**What the exercise asks:**
Restate the whole listing word for word. Pictures are left out.

**Input records:**
- - - -

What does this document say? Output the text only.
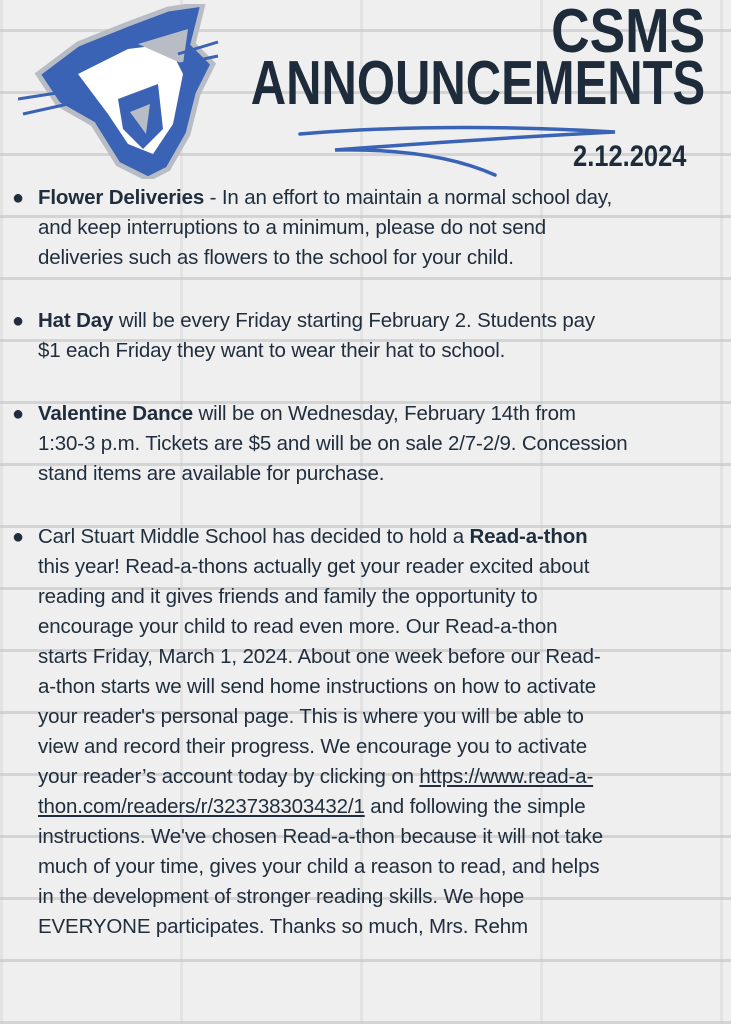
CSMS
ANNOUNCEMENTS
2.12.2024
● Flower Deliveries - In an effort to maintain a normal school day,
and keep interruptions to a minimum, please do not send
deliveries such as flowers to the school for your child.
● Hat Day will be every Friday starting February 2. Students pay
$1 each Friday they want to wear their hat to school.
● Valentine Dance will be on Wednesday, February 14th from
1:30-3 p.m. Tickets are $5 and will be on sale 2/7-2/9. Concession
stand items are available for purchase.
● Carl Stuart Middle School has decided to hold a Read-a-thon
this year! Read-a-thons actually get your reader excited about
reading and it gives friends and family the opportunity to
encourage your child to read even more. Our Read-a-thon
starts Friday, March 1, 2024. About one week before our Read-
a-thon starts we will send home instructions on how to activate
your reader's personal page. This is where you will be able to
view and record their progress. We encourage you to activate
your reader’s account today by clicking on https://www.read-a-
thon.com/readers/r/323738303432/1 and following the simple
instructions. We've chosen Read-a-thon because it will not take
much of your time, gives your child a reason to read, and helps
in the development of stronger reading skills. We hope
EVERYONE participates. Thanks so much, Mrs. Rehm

- - - -

**The answer:**
What does this document say? Output the text only.
CSMS
ANNOUNCEMENTS
2.12.2024
● Flower Deliveries - In an effort to maintain a normal school day,
and keep interruptions to a minimum, please do not send
deliveries such as flowers to the school for your child.
● Hat Day will be every Friday starting February 2. Students pay
$1 each Friday they want to wear their hat to school.
● Valentine Dance will be on Wednesday, February 14th from
1:30-3 p.m. Tickets are $5 and will be on sale 2/7-2/9. Concession
stand items are available for purchase.
● Carl Stuart Middle School has decided to hold a Read-a-thon
this year! Read-a-thons actually get your reader excited about
reading and it gives friends and family the opportunity to
encourage your child to read even more. Our Read-a-thon
starts Friday, March 1, 2024. About one week before our Read-
a-thon starts we will send home instructions on how to activate
your reader's personal page. This is where you will be able to
view and record their progress. We encourage you to activate
your reader’s account today by clicking on https://www.read-a-
thon.com/readers/r/323738303432/1 and following the simple
instructions. We've chosen Read-a-thon because it will not take
much of your time, gives your child a reason to read, and helps
in the development of stronger reading skills. We hope
EVERYONE participates. Thanks so much, Mrs. Rehm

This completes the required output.